■ Work to complete ■
Count how many lines hold the string "title". Answer with that number and nothing more.

■ Source records ■
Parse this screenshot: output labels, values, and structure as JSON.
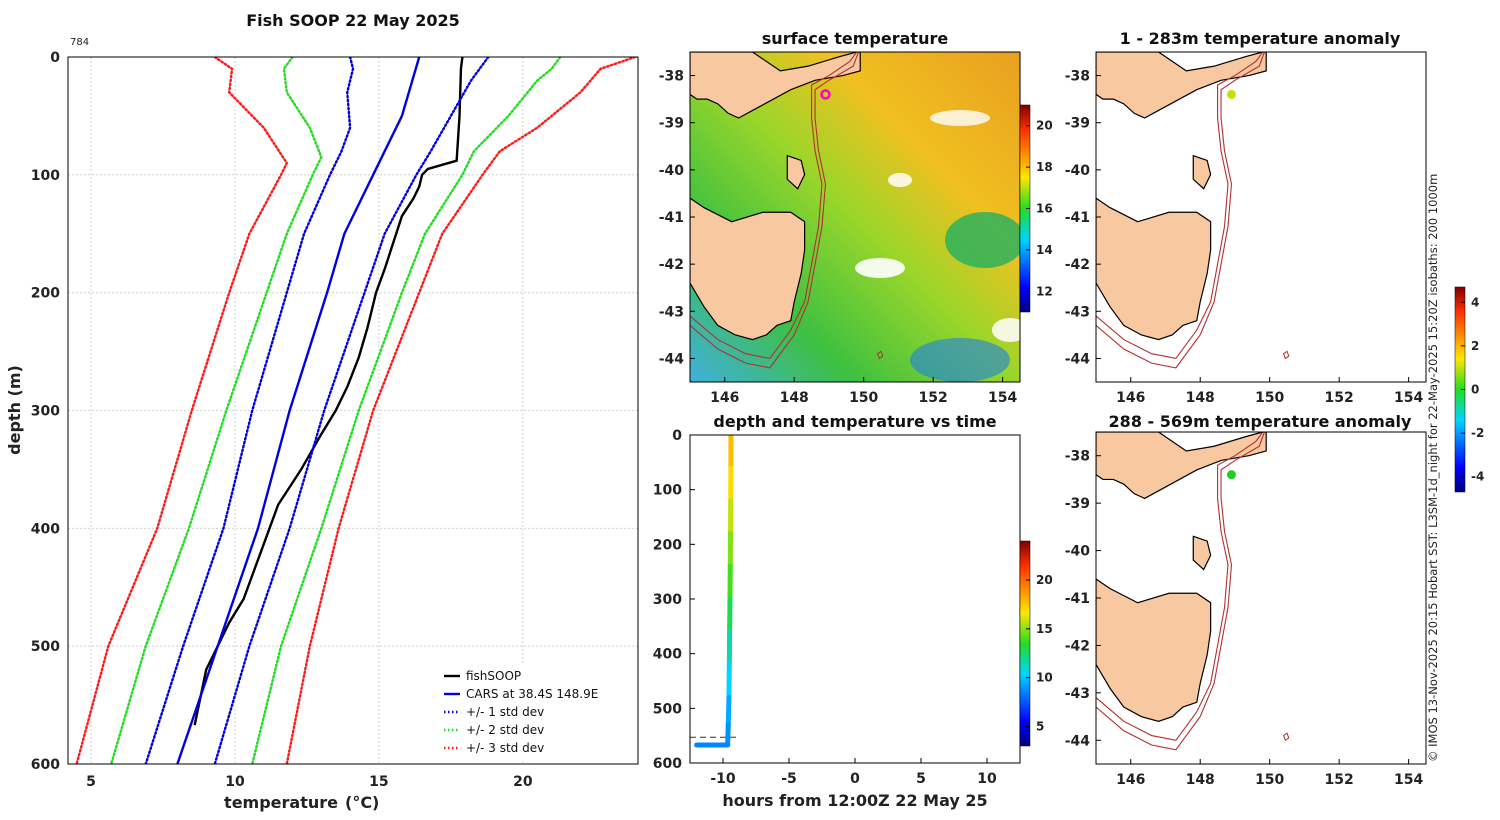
{
  "chart_data": [
    {
      "type": "line",
      "title": "Fish SOOP 22 May 2025",
      "corner_label": "784",
      "xlabel": "temperature",
      "xlabel_unit": "(°C)",
      "ylabel": "depth (m)",
      "xlim": [
        4.2,
        24.0
      ],
      "ylim": [
        600,
        0
      ],
      "xticks": [
        5,
        10,
        15,
        20
      ],
      "yticks": [
        0,
        100,
        200,
        300,
        400,
        500,
        600
      ],
      "grid": true,
      "legend_position": "bottom-right",
      "series": [
        {
          "name": "fishSOOP",
          "color": "#000000",
          "style": "solid",
          "depth": [
            0,
            10,
            50,
            88,
            95,
            100,
            110,
            120,
            135,
            150,
            165,
            180,
            200,
            230,
            255,
            280,
            300,
            320,
            350,
            380,
            420,
            460,
            480,
            500,
            520,
            567
          ],
          "temp": [
            17.9,
            17.85,
            17.8,
            17.7,
            16.7,
            16.5,
            16.4,
            16.2,
            15.8,
            15.6,
            15.4,
            15.2,
            14.9,
            14.6,
            14.3,
            13.9,
            13.5,
            13.0,
            12.3,
            11.5,
            10.9,
            10.3,
            9.8,
            9.4,
            9.0,
            8.6
          ]
        },
        {
          "name": "CARS at 38.4S 148.9E",
          "color": "#0000e0",
          "style": "solid",
          "depth": [
            0,
            50,
            100,
            150,
            200,
            300,
            400,
            500,
            600
          ],
          "temp": [
            16.4,
            15.8,
            14.8,
            13.8,
            13.2,
            11.9,
            10.8,
            9.4,
            8.0
          ]
        },
        {
          "name": "+/- 1 std dev",
          "color": "#0000e0",
          "style": "dotted",
          "depth": [
            0,
            20,
            50,
            80,
            100,
            150,
            200,
            300,
            400,
            500,
            600
          ],
          "temp": [
            18.8,
            18.2,
            17.5,
            16.8,
            16.3,
            15.2,
            14.5,
            13.1,
            11.9,
            10.5,
            9.3
          ]
        },
        {
          "name": "+/- 1 std dev",
          "color": "#0000e0",
          "style": "dotted",
          "depth": [
            0,
            10,
            30,
            60,
            80,
            100,
            150,
            200,
            300,
            400,
            500,
            600
          ],
          "temp": [
            14.0,
            14.1,
            13.9,
            14.0,
            13.7,
            13.3,
            12.4,
            11.8,
            10.6,
            9.6,
            8.2,
            6.9
          ]
        },
        {
          "name": "+/- 2 std dev",
          "color": "#22dd22",
          "style": "dotted",
          "depth": [
            0,
            10,
            20,
            50,
            80,
            100,
            150,
            200,
            300,
            400,
            500,
            600
          ],
          "temp": [
            21.3,
            21.0,
            20.5,
            19.5,
            18.3,
            17.9,
            16.6,
            15.8,
            14.3,
            13.0,
            11.6,
            10.6
          ]
        },
        {
          "name": "+/- 2 std dev",
          "color": "#22dd22",
          "style": "dotted",
          "depth": [
            0,
            10,
            30,
            60,
            85,
            100,
            150,
            200,
            300,
            400,
            500,
            600
          ],
          "temp": [
            12.0,
            11.7,
            11.8,
            12.6,
            13.0,
            12.7,
            11.8,
            11.1,
            9.7,
            8.4,
            6.9,
            5.7
          ]
        },
        {
          "name": "+/- 3 std dev",
          "color": "#ff1a1a",
          "style": "dotted",
          "depth": [
            0,
            10,
            30,
            60,
            80,
            100,
            150,
            200,
            300,
            400,
            500,
            600
          ],
          "temp": [
            23.9,
            22.7,
            22.0,
            20.5,
            19.2,
            18.6,
            17.2,
            16.4,
            14.8,
            13.6,
            12.6,
            11.8
          ]
        },
        {
          "name": "+/- 3 std dev",
          "color": "#ff1a1a",
          "style": "dotted",
          "depth": [
            0,
            10,
            30,
            60,
            90,
            100,
            150,
            200,
            300,
            400,
            500,
            600
          ],
          "temp": [
            9.3,
            9.9,
            9.8,
            11.0,
            11.8,
            11.6,
            10.5,
            9.8,
            8.5,
            7.3,
            5.6,
            4.5
          ]
        }
      ],
      "legend": [
        {
          "label": "fishSOOP",
          "color": "#000000",
          "style": "solid"
        },
        {
          "label": "CARS at 38.4S 148.9E",
          "color": "#0000e0",
          "style": "solid"
        },
        {
          "label": "+/- 1 std dev",
          "color": "#0000e0",
          "style": "dotted"
        },
        {
          "label": "+/- 2 std dev",
          "color": "#22dd22",
          "style": "dotted"
        },
        {
          "label": "+/- 3 std dev",
          "color": "#ff1a1a",
          "style": "dotted"
        }
      ]
    },
    {
      "type": "heatmap",
      "title": "surface temperature",
      "xlim": [
        145,
        154.5
      ],
      "ylim": [
        -44.5,
        -37.5
      ],
      "xticks": [
        146,
        148,
        150,
        152,
        154
      ],
      "yticks": [
        -38,
        -39,
        -40,
        -41,
        -42,
        -43,
        -44
      ],
      "colorbar": {
        "ticks": [
          12,
          14,
          16,
          18,
          20
        ],
        "range": [
          11,
          21
        ]
      },
      "marker": {
        "lon": 148.9,
        "lat": -38.4,
        "color": "#ff00cc"
      }
    },
    {
      "type": "scatter",
      "title": "depth and temperature vs time",
      "xlabel": "hours from 12:00Z 22 May 25",
      "xlim": [
        -12.5,
        12.5
      ],
      "ylim": [
        600,
        0
      ],
      "xticks": [
        -10,
        -5,
        0,
        5,
        10
      ],
      "yticks": [
        0,
        100,
        200,
        300,
        400,
        500,
        600
      ],
      "colorbar": {
        "ticks": [
          5,
          10,
          15,
          20
        ],
        "range": [
          3,
          24
        ]
      },
      "dashed_depth": 553,
      "points": [
        {
          "hour": -9.4,
          "depth": 0,
          "temp": 17.9
        },
        {
          "hour": -9.4,
          "depth": 60,
          "temp": 17.7
        },
        {
          "hour": -9.42,
          "depth": 120,
          "temp": 16.3
        },
        {
          "hour": -9.43,
          "depth": 180,
          "temp": 15.2
        },
        {
          "hour": -9.45,
          "depth": 240,
          "temp": 14.5
        },
        {
          "hour": -9.47,
          "depth": 300,
          "temp": 13.5
        },
        {
          "hour": -9.5,
          "depth": 360,
          "temp": 12.2
        },
        {
          "hour": -9.52,
          "depth": 420,
          "temp": 10.9
        },
        {
          "hour": -9.55,
          "depth": 480,
          "temp": 9.8
        },
        {
          "hour": -9.6,
          "depth": 530,
          "temp": 9.0
        },
        {
          "hour": -9.65,
          "depth": 567,
          "temp": 8.6
        },
        {
          "hour": -10.5,
          "depth": 567,
          "temp": 8.6
        },
        {
          "hour": -12.0,
          "depth": 567,
          "temp": 8.6
        }
      ]
    },
    {
      "type": "heatmap",
      "title": "1 - 283m temperature anomaly",
      "xlim": [
        145,
        154.5
      ],
      "ylim": [
        -44.5,
        -37.5
      ],
      "xticks": [
        146,
        148,
        150,
        152,
        154
      ],
      "yticks": [
        -38,
        -39,
        -40,
        -41,
        -42,
        -43,
        -44
      ],
      "marker": {
        "lon": 148.9,
        "lat": -38.4,
        "color": "#c8e000"
      }
    },
    {
      "type": "heatmap",
      "title": "288 - 569m temperature anomaly",
      "xlim": [
        145,
        154.5
      ],
      "ylim": [
        -44.5,
        -37.5
      ],
      "xticks": [
        146,
        148,
        150,
        152,
        154
      ],
      "yticks": [
        -38,
        -39,
        -40,
        -41,
        -42,
        -43,
        -44
      ],
      "marker": {
        "lon": 148.9,
        "lat": -38.4,
        "color": "#22cc22"
      }
    }
  ],
  "anomaly_colorbar": {
    "ticks": [
      -4,
      -2,
      0,
      2,
      4
    ],
    "range": [
      -4.7,
      4.7
    ]
  },
  "credit": "© IMOS 13-Nov-2025 20:15 Hobart SST: L3SM-1d_night for 22-May-2025 15:20Z isobaths: 200  1000m",
  "colors": {
    "land": "#f8c8a0",
    "isobath": "#b03030",
    "grid": "#c8c8c8"
  }
}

■ Solution to this task ■
5